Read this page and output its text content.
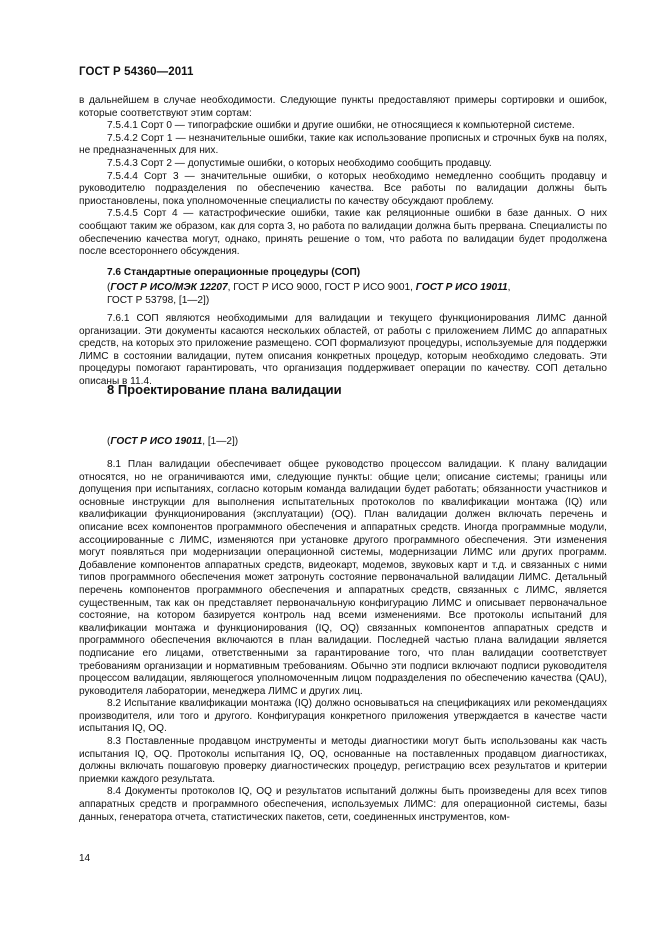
ГОСТ Р 54360—2011

в дальнейшем в случае необходимости. Следующие пункты предоставляют примеры сортировки и ошибок, которые соответствуют этим сортам:

7.5.4.1 Сорт 0 — типографские ошибки и другие ошибки, не относящиеся к компьютерной системе.

7.5.4.2 Сорт 1 — незначительные ошибки, такие как использование прописных и строчных букв на полях, не предназначенных для них.

7.5.4.3 Сорт 2 — допустимые ошибки, о которых необходимо сообщить продавцу.

7.5.4.4 Сорт 3 — значительные ошибки, о которых необходимо немедленно сообщить продавцу и руководителю подразделения по обеспечению качества. Все работы по валидации должны быть приостановлены, пока уполномоченные специалисты по качеству обсуждают проблему.

7.5.4.5 Сорт 4 — катастрофические ошибки, такие как реляционные ошибки в базе данных. О них сообщают таким же образом, как для сорта 3, но работа по валидации должна быть прервана. Специалисты по обеспечению качества могут, однако, принять решение о том, что работа по валидации будет продолжена после всестороннего обсуждения.

7.6 Стандартные операционные процедуры (СОП)
(ГОСТ Р ИСО/МЭК 12207, ГОСТ Р ИСО 9000, ГОСТ Р ИСО 9001, ГОСТ Р ИСО 19011,
ГОСТ Р 53798, [1—2])

7.6.1 СОП являются необходимыми для валидации и текущего функционирования ЛИМС данной организации. Эти документы касаются нескольких областей, от работы с приложением ЛИМС до аппаратных средств, на которых это приложение размещено. СОП формализуют процедуры, используемые для поддержки ЛИМС в состоянии валидации, путем описания конкретных процедур, которым необходимо следовать. Эти процедуры помогают гарантировать, что организация поддерживает операции по качеству. СОП детально описаны в 11.4.

8 Проектирование плана валидации
(ГОСТ Р ИСО 19011, [1—2])

8.1 План валидации обеспечивает общее руководство процессом валидации. К плану валидации относятся, но не ограничиваются ими, следующие пункты: общие цели; описание системы; границы или допущения при испытаниях, согласно которым команда валидации будет работать; обязанности участников и основные инструкции для выполнения испытательных протоколов по квалификации монтажа (IQ) или квалификации функционирования (эксплуатации) (OQ). План валидации должен включать перечень и описание всех компонентов программного обеспечения и аппаратных средств. Иногда программные модули, ассоциированные с ЛИМС, изменяются при установке другого программного обеспечения. Эти изменения могут появляться при модернизации операционной системы, модернизации ЛИМС или других программ. Добавление компонентов аппаратных средств, видеокарт, модемов, звуковых карт и т.д. и связанных с ними типов программного обеспечения может затронуть состояние первоначальной валидации ЛИМС. Детальный перечень компонентов программного обеспечения и аппаратных средств, связанных с ЛИМС, является существенным, так как он представляет первоначальную конфигурацию ЛИМС и описывает первоначальное состояние, на котором базируется контроль над всеми изменениями. Все протоколы испытаний для квалификации монтажа и функционирования (IQ, OQ) связанных компонентов аппаратных средств и программного обеспечения включаются в план валидации. Последней частью плана валидации является подписание его лицами, ответственными за гарантирование того, что план валидации соответствует требованиям организации и нормативным требованиям. Обычно эти подписи включают подписи руководителя процессом валидации, являющегося уполномоченным лицом подразделения по обеспечению качества (QAU), руководителя лаборатории, менеджера ЛИМС и других лиц.

8.2 Испытание квалификации монтажа (IQ) должно основываться на спецификациях или рекомендациях производителя, или того и другого. Конфигурация конкретного приложения утверждается в качестве части испытания IQ, OQ.

8.3 Поставленные продавцом инструменты и методы диагностики могут быть использованы как часть испытания IQ, OQ. Протоколы испытания IQ, OQ, основанные на поставленных продавцом диагностиках, должны включать пошаговую проверку диагностических процедур, регистрацию всех результатов и критерии приемки каждого результата.

8.4 Документы протоколов IQ, OQ и результатов испытаний должны быть произведены для всех типов аппаратных средств и программного обеспечения, используемых ЛИМС: для операционной системы, базы данных, генератора отчета, статистических пакетов, сети, соединенных инструментов, ком-

14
· · · · ·
▸ **DIRECTIONS FOR THIS TASK**: Using the listing above, show each line holding the string "ошибки".

▸ **THE COMPLETED TASK**:
7.5.4.1 Сорт 0 — типографские ошибки и другие ошибки, не относящиеся к компьютерной системе.
7.5.4.2 Сорт 1 — незначительные ошибки, такие как использование прописных и строчных букв на полях, не предназначенных для них.
7.5.4.3 Сорт 2 — допустимые ошибки, о которых необходимо сообщить продавцу.
7.5.4.4 Сорт 3 — значительные ошибки, о которых необходимо немедленно сообщить продавцу и руководителю подразделения по обеспечению качества. Все работы по валидации должны быть приостановлены, пока уполномоченные специалисты по качеству обсуждают проблему.
7.5.4.5 Сорт 4 — катастрофические ошибки, такие как реляционные ошибки в базе данных. О них сообщают таким же образом, как для сорта 3, но работа по валидации должна быть прервана. Специалисты по обеспечению качества могут, однако, принять решение о том, что работа по валидации будет продолжена после всестороннего обсуждения.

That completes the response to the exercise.